Problems and tasks:
a) According to the article on the Ga-68–DPI-4452 imaging agent, what share of renal cell carcinoma cases does clear cell renal cell carcinoma account for?
b) Duplicate the part of the article on the Ga-68–DPI-4452 imaging agent starting with "The novel investigational" and going on through "this cancer subtype.".
c) Write the next part of the article on the Ga-68–DPI-4452 imaging agent, picking up after its last sentence.

:: Selected extract

The novel investigational positron-emission tomography (PET) imaging agent gallium (Ga)-68–DPI-4452 may offer rapid and accurate visualization of lesions in patients with clear cell renal cell carcinoma, according to a recent study published by Hofman et al in The Journal of Nuclear Medicine. The findings suggested that Ga-68–DPI-4452 may be superior to standard computed tomography (CT) imaging in this cancer subtype.
Background
Clear cell renal cell carcinoma accounts for 70% to 80% of renal cell carcinoma cases. Although localized disease may be cured with surgery and ablative therapy regimens, one-third of patients present with or develop metastases and have poor prognosis. Despite major advances in the treatment of renal cell carcinoma, the 5-year relative survival rate for distant metastatic disease remains low.

::::
:: Stored data

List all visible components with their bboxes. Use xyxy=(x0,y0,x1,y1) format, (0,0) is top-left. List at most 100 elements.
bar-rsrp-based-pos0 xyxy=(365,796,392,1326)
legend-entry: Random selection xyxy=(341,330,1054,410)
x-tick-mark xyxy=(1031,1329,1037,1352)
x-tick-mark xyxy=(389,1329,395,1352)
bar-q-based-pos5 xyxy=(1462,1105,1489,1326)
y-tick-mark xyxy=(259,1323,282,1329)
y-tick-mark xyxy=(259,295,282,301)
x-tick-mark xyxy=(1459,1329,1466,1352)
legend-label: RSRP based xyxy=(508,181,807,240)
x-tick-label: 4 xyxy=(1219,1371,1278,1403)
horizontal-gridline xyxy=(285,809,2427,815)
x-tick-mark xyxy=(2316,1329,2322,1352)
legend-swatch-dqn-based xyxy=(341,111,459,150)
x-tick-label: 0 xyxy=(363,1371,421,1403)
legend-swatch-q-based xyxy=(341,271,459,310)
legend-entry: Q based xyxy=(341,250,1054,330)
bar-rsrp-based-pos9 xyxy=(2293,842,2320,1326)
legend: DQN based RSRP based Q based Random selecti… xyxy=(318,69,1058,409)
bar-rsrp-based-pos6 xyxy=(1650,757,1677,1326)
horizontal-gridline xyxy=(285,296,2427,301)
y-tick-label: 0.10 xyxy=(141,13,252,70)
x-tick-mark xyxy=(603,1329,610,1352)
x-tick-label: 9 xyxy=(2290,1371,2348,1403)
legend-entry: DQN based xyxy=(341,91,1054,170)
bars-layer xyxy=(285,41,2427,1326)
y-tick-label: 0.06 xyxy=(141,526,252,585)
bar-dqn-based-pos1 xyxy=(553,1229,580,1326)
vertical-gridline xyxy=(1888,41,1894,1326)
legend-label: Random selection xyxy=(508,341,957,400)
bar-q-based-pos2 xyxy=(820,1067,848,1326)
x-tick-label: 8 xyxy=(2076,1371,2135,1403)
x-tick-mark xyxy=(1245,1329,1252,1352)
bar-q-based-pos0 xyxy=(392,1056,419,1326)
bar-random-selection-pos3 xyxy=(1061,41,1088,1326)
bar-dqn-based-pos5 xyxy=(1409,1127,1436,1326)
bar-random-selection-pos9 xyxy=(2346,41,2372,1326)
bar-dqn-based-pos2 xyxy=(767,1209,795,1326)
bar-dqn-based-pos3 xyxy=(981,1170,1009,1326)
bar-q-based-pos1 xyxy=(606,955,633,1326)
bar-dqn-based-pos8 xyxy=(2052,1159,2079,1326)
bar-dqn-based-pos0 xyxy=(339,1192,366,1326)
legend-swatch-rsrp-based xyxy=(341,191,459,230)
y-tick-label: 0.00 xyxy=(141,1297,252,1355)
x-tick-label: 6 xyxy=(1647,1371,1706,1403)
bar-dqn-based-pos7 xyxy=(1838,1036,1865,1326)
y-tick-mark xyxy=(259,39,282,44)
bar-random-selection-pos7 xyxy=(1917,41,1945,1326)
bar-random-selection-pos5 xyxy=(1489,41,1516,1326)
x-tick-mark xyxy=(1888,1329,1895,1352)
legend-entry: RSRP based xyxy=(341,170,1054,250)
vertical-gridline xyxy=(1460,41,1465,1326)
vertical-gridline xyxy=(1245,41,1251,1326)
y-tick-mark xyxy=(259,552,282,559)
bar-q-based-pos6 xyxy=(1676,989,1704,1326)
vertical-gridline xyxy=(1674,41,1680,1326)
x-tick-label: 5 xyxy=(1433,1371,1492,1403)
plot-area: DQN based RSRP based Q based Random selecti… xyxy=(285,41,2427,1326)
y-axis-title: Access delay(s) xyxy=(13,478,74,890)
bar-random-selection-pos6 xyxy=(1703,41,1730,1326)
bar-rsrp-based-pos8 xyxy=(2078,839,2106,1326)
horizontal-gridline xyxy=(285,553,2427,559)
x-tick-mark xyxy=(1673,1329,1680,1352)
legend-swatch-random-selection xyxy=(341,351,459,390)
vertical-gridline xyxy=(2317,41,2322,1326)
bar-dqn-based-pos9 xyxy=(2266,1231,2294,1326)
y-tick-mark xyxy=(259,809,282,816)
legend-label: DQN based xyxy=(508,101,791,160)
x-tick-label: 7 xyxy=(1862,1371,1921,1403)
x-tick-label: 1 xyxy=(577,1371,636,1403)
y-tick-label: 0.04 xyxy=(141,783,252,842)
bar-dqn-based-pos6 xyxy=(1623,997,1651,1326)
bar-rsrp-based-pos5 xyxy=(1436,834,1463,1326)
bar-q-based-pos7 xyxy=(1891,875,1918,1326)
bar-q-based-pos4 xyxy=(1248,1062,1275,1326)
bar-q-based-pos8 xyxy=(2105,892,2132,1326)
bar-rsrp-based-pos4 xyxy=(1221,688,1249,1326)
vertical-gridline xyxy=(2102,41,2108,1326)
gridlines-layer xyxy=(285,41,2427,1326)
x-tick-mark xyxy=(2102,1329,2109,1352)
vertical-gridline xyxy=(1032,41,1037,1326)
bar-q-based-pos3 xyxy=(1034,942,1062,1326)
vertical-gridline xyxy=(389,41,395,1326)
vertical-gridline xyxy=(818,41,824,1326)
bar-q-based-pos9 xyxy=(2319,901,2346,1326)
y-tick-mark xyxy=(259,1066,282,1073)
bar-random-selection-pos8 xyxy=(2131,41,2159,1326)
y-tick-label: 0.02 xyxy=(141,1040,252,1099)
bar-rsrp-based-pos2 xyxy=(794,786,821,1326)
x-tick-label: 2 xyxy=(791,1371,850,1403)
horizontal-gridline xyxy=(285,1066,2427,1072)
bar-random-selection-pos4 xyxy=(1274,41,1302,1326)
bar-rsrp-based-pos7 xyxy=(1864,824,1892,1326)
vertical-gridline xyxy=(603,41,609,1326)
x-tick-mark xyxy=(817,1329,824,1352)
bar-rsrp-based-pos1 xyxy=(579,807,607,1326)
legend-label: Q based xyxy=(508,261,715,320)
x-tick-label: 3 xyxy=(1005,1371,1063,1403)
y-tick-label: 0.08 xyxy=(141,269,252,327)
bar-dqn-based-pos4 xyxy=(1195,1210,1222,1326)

::::

Results of the exercise:
a) 70% to 80%

b)
The novel investigational positron-emission tomography (PET) imaging agent gallium (Ga)-68–DPI-4452 may offer rapid and accurate visualization of lesions in patients with clear cell renal cell carcinoma, according to a recent study published by Hofman et al in The Journal of Nuclear Medicine. The findings suggested that Ga-68–DPI-4452 may be superior to standard computed tomography (CT) imaging in this cancer subtype.

c)
“The carbonic anhydrase IX (CAIX) encoding gene is overexpressed in more than 90% of [clear cell renal cell carcinoma] cases and is restricted to gastrointestinal tissue, presenting both diagnostic and therapeutic opportunities” explained lead study author Michael Hofman, MBBS, FRACP, FAANMS, a nuclear medicine specialist at the Peter MacCallum Cancer Centre in Melbourne, Australia. “In this study, we aim to assess the safety, tolerability, and imaging characteristics of the CAIX-targeting imaging agent Ga-68–DPI-4452,” he added.
Study Methods and Results
In the recent GaLuCi study, researchers assigned three patients with histologically confirmed unresectable locally advanced or metastatic clear cell renal cell carcinoma—who received at least two lines of treatment in a metastatic setting—to receive Ga-68–DPI-4452 and undergo whole-body PET/CT imaging at 15 minutes as well as 1, 2, and 4 hours following administration. They then assessed the pharmacokinetics and safety data of the patients.
The researchers found that Ga-68–DPI-4452 offered significant imaging beginning at 15 minutes—with sustained tumor uptake up to 4 hours after administration. The agent was rapidly eliminated from the blood and urine, and the researchers reported no clinically significant toxicity.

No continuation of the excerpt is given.